Dataset rows
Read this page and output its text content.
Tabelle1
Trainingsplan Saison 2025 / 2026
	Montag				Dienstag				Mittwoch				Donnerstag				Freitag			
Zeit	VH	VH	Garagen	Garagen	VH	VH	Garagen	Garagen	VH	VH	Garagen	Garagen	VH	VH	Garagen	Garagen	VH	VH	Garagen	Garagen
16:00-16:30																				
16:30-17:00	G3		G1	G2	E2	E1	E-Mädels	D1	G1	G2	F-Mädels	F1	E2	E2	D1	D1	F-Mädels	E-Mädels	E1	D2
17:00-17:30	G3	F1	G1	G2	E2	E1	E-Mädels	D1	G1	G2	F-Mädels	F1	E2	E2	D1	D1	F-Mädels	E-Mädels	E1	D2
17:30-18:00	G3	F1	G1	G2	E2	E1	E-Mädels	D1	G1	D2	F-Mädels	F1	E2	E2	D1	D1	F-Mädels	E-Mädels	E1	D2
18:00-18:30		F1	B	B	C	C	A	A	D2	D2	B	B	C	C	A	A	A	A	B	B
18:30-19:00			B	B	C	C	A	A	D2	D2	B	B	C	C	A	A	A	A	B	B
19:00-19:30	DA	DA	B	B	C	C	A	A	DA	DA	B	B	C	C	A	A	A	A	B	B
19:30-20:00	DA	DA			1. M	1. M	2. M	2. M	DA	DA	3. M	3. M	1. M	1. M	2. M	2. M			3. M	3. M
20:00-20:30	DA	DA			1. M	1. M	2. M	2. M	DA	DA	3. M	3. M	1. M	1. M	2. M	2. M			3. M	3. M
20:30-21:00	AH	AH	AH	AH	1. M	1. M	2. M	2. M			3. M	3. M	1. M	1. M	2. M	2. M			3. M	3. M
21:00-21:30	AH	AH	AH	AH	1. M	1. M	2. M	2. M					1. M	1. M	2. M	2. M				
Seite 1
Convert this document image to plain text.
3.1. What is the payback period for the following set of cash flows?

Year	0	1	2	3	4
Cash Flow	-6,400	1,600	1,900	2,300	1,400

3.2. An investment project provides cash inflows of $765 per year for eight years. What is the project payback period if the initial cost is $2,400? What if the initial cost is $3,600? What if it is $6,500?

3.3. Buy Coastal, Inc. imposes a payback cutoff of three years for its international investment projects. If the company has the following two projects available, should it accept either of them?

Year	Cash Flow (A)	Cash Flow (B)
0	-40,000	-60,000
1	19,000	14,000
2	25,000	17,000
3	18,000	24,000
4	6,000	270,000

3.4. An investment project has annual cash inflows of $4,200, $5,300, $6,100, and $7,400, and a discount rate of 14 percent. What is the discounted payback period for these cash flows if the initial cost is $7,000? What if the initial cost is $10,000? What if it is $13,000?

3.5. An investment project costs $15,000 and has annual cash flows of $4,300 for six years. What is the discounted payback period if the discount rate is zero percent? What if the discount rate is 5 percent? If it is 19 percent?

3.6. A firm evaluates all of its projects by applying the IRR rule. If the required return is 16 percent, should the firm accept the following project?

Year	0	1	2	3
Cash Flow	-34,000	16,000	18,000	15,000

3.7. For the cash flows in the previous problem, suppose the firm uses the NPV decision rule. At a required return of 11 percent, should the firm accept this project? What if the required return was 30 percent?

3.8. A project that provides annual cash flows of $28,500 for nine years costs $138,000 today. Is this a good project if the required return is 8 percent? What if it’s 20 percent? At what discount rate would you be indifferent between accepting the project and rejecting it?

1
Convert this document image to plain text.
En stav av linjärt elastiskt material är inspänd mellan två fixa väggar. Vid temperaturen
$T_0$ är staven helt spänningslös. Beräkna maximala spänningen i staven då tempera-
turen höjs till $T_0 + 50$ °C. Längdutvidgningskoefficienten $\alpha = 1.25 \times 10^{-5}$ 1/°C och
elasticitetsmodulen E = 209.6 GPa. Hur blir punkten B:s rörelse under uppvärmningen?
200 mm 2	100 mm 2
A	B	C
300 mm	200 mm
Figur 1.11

...

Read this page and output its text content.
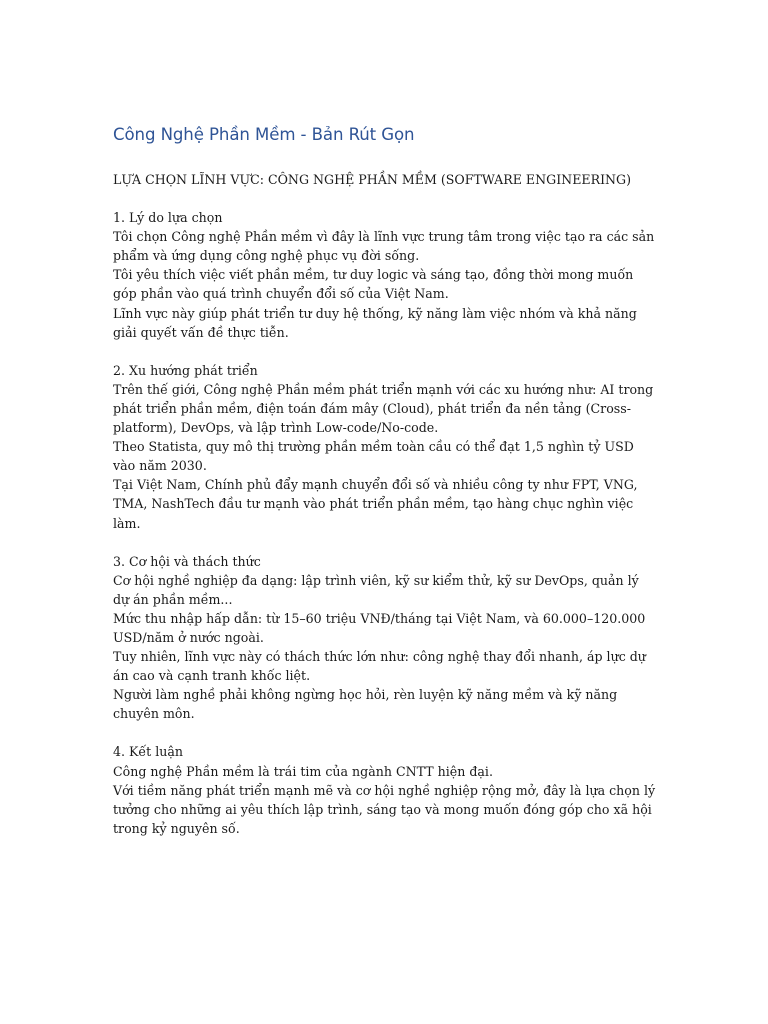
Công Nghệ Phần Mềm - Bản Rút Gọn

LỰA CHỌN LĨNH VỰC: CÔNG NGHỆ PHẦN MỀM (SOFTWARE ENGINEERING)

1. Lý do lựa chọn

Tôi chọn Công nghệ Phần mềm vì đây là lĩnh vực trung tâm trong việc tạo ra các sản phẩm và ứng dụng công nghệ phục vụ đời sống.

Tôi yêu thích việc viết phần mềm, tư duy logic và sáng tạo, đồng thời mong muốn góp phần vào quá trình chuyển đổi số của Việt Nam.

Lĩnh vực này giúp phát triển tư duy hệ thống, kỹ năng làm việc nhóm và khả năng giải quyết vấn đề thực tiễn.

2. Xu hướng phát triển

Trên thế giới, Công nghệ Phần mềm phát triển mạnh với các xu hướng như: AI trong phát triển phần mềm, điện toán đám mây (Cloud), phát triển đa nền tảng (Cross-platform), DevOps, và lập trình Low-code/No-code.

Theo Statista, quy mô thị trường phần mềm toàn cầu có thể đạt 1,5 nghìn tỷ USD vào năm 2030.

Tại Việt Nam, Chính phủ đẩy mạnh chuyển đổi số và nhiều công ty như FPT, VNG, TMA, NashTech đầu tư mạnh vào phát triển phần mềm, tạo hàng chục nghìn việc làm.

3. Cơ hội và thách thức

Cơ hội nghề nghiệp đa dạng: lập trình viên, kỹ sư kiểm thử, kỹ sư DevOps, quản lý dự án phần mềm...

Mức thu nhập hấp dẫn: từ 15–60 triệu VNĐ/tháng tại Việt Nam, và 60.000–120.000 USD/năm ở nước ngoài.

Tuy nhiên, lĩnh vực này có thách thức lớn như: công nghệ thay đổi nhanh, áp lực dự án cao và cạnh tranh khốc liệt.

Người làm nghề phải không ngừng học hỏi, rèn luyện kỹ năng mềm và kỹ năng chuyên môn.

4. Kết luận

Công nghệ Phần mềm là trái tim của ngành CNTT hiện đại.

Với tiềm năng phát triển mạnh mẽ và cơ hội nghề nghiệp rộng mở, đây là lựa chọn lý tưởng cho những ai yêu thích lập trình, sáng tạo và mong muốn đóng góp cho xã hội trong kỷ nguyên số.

__Aim of the exercise__: Write out each line of the data that holds the string "discounted".

__Output__:
3.4. An investment project has annual cash inflows of $4,200, $5,300, $6,100, and $7,400, and a discount rate of 14 percent. What is the discounted payback period for these cash flows if the initial cost is $7,000? What if the initial cost is $10,000? What if it is $13,000?
3.5. An investment project costs $15,000 and has annual cash flows of $4,300 for six years. What is the discounted payback period if the discount rate is zero percent? What if the discount rate is 5 percent? If it is 19 percent?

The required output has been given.